* Task instructions
Can you carry on the essay below about a difficult rehearsal period, "Give Up Already," starting right after its last line?

* Text provided
Give Up Already

I was originally going to call this article

“The Worst Moment of My Professional Career”,

But wasn’t sure if that quite summed up

What I was trying to say…

Anyway.

It’s a tricky one.

Hear me out.

Once upon a time,

I was rehearsing a play.

At the time,

The rehearsal room

Was my favourite place in the world. 

More than even performing the show itself,

In front of an audience,

I love working in a creative space, 

Where I felt encouraged to explore,

To play,

Be curious,

Be generous,

And vulnerable.

It’s was my happy place.

Don’t get me wrong. 

Of course,

Rehearsal rooms can also feel like hard work.

Places of deep frustration, even fear.

Especially when we’re delving into

Work that scares us or

Trying to create something

That we’ve never done before.

But the point is,

It’s a safe environment. 

Or at least that’s how I felt

A rehearsal room should be.  

However…

On this particular show,

I was having a really difficult time with

A work colleague.

We didn’t see eye to eye

On a number of things,

Both within the rehearsal room

And outside of it.

And after multiple

Interactions we shared,

I was experiencing 

 The lowest self-esteem I’d ever known.

Every day I felt sick going in to work.

I felt like me and my work were being judged

And I was beating myself up for it

And feeling angry at those around me.

It caused serious bouts of insomnia.

I wouldn’t sleep for days on end.

I was breaking down into tears regularly

Out of pure exhaustion.

But… I kept pushing.

I went to the doctor,

Got some pills to help me sleep

And kept showing up.

I would smile and nod,

Tell everyone I was doing fine.

Because I was telling myself

“I’ve already done the work”

“I can do this on my own”.

So outside of complaining to my partner,

I never really reached out for help.

During the rehearsal period…

I lived inside my head.

And let me tell you,

It was not a fun place to be.

Constantly ruminating.

Constantly thinking horrible things about myself,

And everyone around me,

Creating narratives that people hate me.

Especially my favourite work colleague.

And then, of course,

People started to  take notice.

Which only made things worse.

Because now not only did I not feel myself,

People around could tell.

* Data rows
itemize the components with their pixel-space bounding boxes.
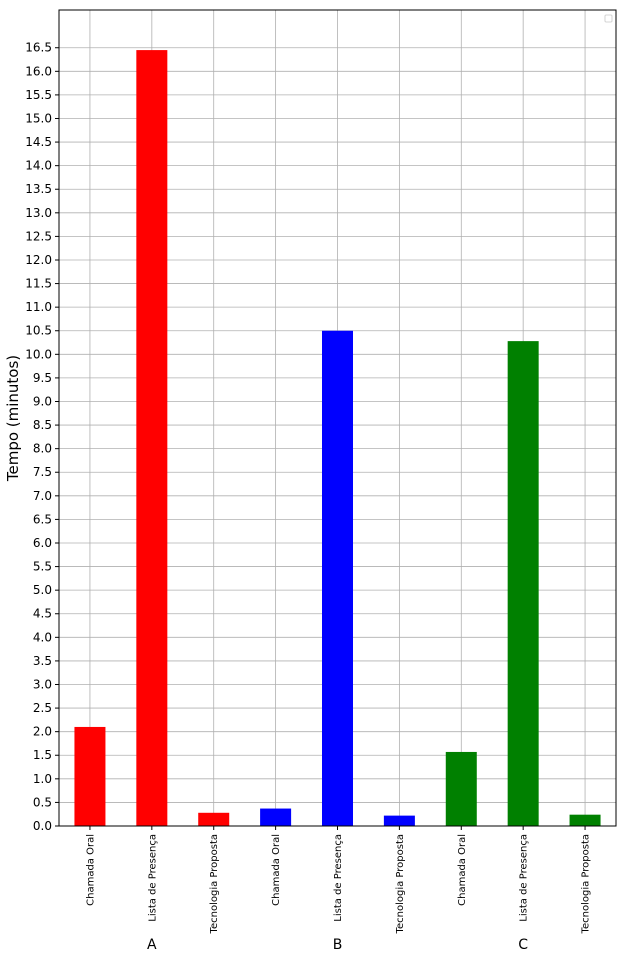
y-tick-label: 16.0 <box>25 64 52 78</box>
y-tick-label: 6.5 <box>33 512 52 526</box>
y-tick-label: 13.5 <box>25 182 52 196</box>
bar <box>198 812 230 826</box>
y-tick-label: 13.0 <box>25 206 52 220</box>
y-tick-label: 12.0 <box>25 253 52 267</box>
bar <box>383 815 415 826</box>
y-tick-label: 5.0 <box>33 583 52 597</box>
y-tick-label: 2.5 <box>33 701 52 715</box>
x-tick-label: Lista de Presença <box>147 834 158 922</box>
y-tick-label: 4.5 <box>33 607 52 621</box>
y-tick-label: 11.5 <box>25 277 52 291</box>
y-tick-label: 1.0 <box>33 772 52 786</box>
y-tick-label: 14.5 <box>25 135 52 149</box>
legend-box <box>604 14 613 23</box>
y-tick-label: 10.5 <box>25 324 52 338</box>
group-labels: A B C <box>147 937 528 953</box>
y-tick-label: 8.0 <box>33 442 52 456</box>
y-tick-label: 4.0 <box>33 630 52 644</box>
y-tick-label: 2.0 <box>33 725 52 739</box>
y-axis-ticks: 0.0 0.5 1.0 1.5 2.0 2.5 3.0 3.5 4.0 4.5 5.0 5.5 6.0 6… <box>25 41 59 833</box>
bars-layer <box>74 50 601 827</box>
x-tick-label: Chamada Oral <box>271 834 282 906</box>
x-tick-label: Lista de Presença <box>333 834 344 922</box>
y-tick-label: 15.5 <box>25 88 52 102</box>
bar <box>445 751 477 826</box>
group-label: C <box>518 937 528 953</box>
y-tick-label: 12.5 <box>25 229 52 243</box>
y-tick-label: 3.5 <box>33 654 52 668</box>
x-tick-label: Tecnologia Proposta <box>395 834 406 934</box>
x-tick-label: Tecnologia Proposta <box>581 834 592 934</box>
bar <box>569 814 601 826</box>
y-tick-label: 1.5 <box>33 748 52 762</box>
bar <box>74 726 106 826</box>
y-tick-label: 8.5 <box>33 418 52 432</box>
bar <box>136 50 168 827</box>
y-tick-label: 9.5 <box>33 371 52 385</box>
y-tick-label: 0.0 <box>33 819 52 833</box>
y-tick-label: 11.0 <box>25 300 52 314</box>
y-tick-label: 7.0 <box>33 489 52 503</box>
bar <box>322 330 353 826</box>
x-tick-label: Chamada Oral <box>457 834 468 906</box>
x-tick-label: Tecnologia Proposta <box>209 834 220 934</box>
y-tick-label: 7.5 <box>33 465 52 479</box>
y-tick-label: 15.0 <box>25 111 52 125</box>
y-axis-label: Tempo (minutos) <box>4 355 22 482</box>
y-tick-label: 10.0 <box>25 347 52 361</box>
x-axis-ticks: Chamada Oral Lista de Presença Tecnologia … <box>85 826 592 934</box>
y-tick-label: 6.0 <box>33 536 52 550</box>
y-tick-label: 14.0 <box>25 159 52 173</box>
y-tick-label: 5.5 <box>33 560 52 574</box>
bar <box>507 341 539 826</box>
bar <box>260 808 292 826</box>
x-tick-label: Chamada Oral <box>85 834 96 906</box>
y-tick-label: 0.5 <box>33 795 52 809</box>
y-tick-label: 16.5 <box>25 41 52 55</box>
x-tick-label: Lista de Presença <box>519 834 530 922</box>
y-tick-label: 9.0 <box>33 394 52 408</box>
group-label: B <box>333 937 343 953</box>
y-tick-label: 3.0 <box>33 677 52 691</box>
group-label: A <box>147 937 157 953</box>
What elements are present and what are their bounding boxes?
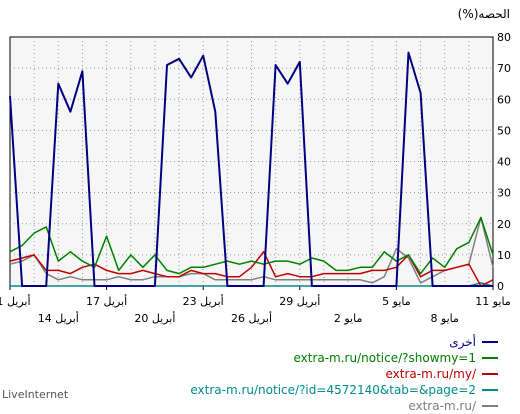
legend: أخرى extra-m.ru/notice/?showmy=1 extra-m.r… xyxy=(118,334,498,414)
y-tick-label: 30 xyxy=(497,187,511,200)
legend-item: extra-m.ru/notice/?showmy=1 xyxy=(118,350,498,366)
legend-item: extra-m.ru/ xyxy=(118,398,498,414)
y-axis-label: (%)الحصه xyxy=(458,7,510,21)
series-lines xyxy=(9,51,494,287)
y-tick-label: 60 xyxy=(497,93,511,106)
series-line xyxy=(9,51,493,287)
legend-label: extra-m.ru/ xyxy=(408,399,476,413)
series-line xyxy=(9,216,494,275)
x-tick-label: 29 أبريل xyxy=(279,294,320,308)
legend-label: extra-m.ru/notice/?id=4572140&tab=&page=… xyxy=(190,383,476,397)
x-tick-labels: 11 مايو 5 مايو 29 أبريل 23 أبريل 17 أبريل 11 … xyxy=(0,286,511,325)
y-tick-label: 80 xyxy=(497,31,511,44)
x-tick-label: 11 أبريل xyxy=(0,294,31,308)
legend-item: أخرى xyxy=(118,334,498,350)
legend-swatch xyxy=(482,389,498,391)
legend-label: extra-m.ru/my/ xyxy=(385,367,476,381)
x-tick-label: 17 أبريل xyxy=(86,294,127,308)
x-tick-label: 26 أبريل xyxy=(231,311,272,325)
x-tick-label: 5 مايو xyxy=(382,295,411,308)
brand-label: LiveInternet xyxy=(2,388,69,401)
x-tick-label: 11 مايو xyxy=(475,295,511,308)
x-tick-label: 20 أبريل xyxy=(134,311,175,325)
y-tick-label: 10 xyxy=(497,249,511,262)
legend-label: extra-m.ru/notice/?showmy=1 xyxy=(293,351,476,365)
y-tick-label: 0 xyxy=(497,280,504,293)
y-tick-label: 50 xyxy=(497,124,511,137)
y-tick-label: 70 xyxy=(497,62,511,75)
legend-swatch xyxy=(482,357,498,359)
y-tick-label: 20 xyxy=(497,218,511,231)
x-tick-label: 23 أبريل xyxy=(183,294,224,308)
legend-item: extra-m.ru/notice/?id=4572140&tab=&page=… xyxy=(118,382,498,398)
y-tick-label: 40 xyxy=(497,156,511,169)
legend-swatch xyxy=(482,405,498,407)
legend-item: extra-m.ru/my/ xyxy=(118,366,498,382)
legend-label: أخرى xyxy=(449,335,476,349)
legend-swatch xyxy=(482,373,498,375)
line-chart: (%)الحصه 0 10 20 30 40 50 60 70 80 11 مايو 5 مايو… xyxy=(0,7,511,325)
series-line xyxy=(9,216,494,284)
legend-swatch xyxy=(482,341,498,343)
x-tick-label: 2 مايو xyxy=(334,312,363,325)
x-tick-label: 8 مايو xyxy=(430,312,459,325)
x-tick-label: 14 أبريل xyxy=(38,311,79,325)
y-tick-labels: 0 10 20 30 40 50 60 70 80 xyxy=(497,31,511,293)
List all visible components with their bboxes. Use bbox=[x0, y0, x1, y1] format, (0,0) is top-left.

* Task answer
I felt defensive.

I felt vulnerable.

I felt like everyone was watching me.

Silently judging me

And my behaviour.

So I made myself smaller and smaller and smaller

In that room.

Until it was like I wasn’t there at all.

***

This went on for weeks.

It was overwhelming at the best of times,

Torturous at the worst.

The lack of sleep meant I was constantly

On edge.

And every insignificant interaction became a

Violent storm in my mind.

Until finally…

It all came to a head at an event

In the Rehearsal Room.

Where members of the public

Were invited into our space,

To watch us rehearse,

And ask questions,

To be present.

And of course…

I end up sitting right next to

My favourite work colleague.

I remember vividly 

Waiting in a row of chairs in front of the audience,

Aware of them watching me as we

Watched the chosen cast members

Rehearse their scenes and answer questions.

I was lost in a dark cloud of thought.

Present, but not really there.

And all I could think was: 

“Of course I wasn’t chosen to perform.

My work is not good enough,

I’m not good enough

He hates me. 

He fucking hates me. 

Why the fuck does he hate me”? 

On repeat. 

Then someone passed me a microphone. 

It was my turn to answer a question. 

I didn’t want to speak.

I couldn’t think of anything worse

Than speaking in front of a room of

A hundred people right now.

But… shaking,

I took the microphone and stood up.

I’d never experience an anxiety attack before. 

It was not at all how I imagined. 

My vision turned red. 

Not a metaphor. 

Literally… 

The whole room appeared as if

I were looking through a red filter.

I couldn’t hear myself speak. 

I couldn’t see anyone’s face. 

I felt like I was underwater.

I felt like I was drowning.

Alone. 

And my heart. 

My heart… 

It was so painful, 

I felt like my chest was going to explode.

I don’t remember breathing. 

But somehow, I do recall

Stammering out something like:

“The rehearsal process has been really difficult” 

My head was spinning.

Vision now beginning to turn dark and blurry.

And I felt just as I was about to pass out…

My colleague said quickly-

“Thank you, Damien” -

Took the microphone from me… 

And I sat down. 

After a minute,

When I came back down to earth,

I was so confused. 

And disorientated.

I felt like running out of the room. 

I felt like screaming-

“Fuck this”!

“This can’t happen to me…”

“I’ve done all the work”. 

“I should be able to handle this”!

Hmmmm…

If I take a moment to look back,

It’s only now that I can really

Appreciate what was happening.

“This can’t happen"

“I don’t need help”

“I’ve done all the work”. 

“I should be able to handle this”

“Can’t”. “Should”. “Shouldn’t”.

Yeah…

But little damo…

The fact is-

I wasn’t handling it.

It was the lowest moment I’ve ever experienced

In my career and

Even recalling that time feels raw

Because I don’t know

That I’ve ever felt so out of control.

So helpless.

A real rock bottom moment.

***

Why am I telling you this?

Well… I used to be

The least outward facing “self-care”

Kind of person.

Because when I thought of the words

“Self Care”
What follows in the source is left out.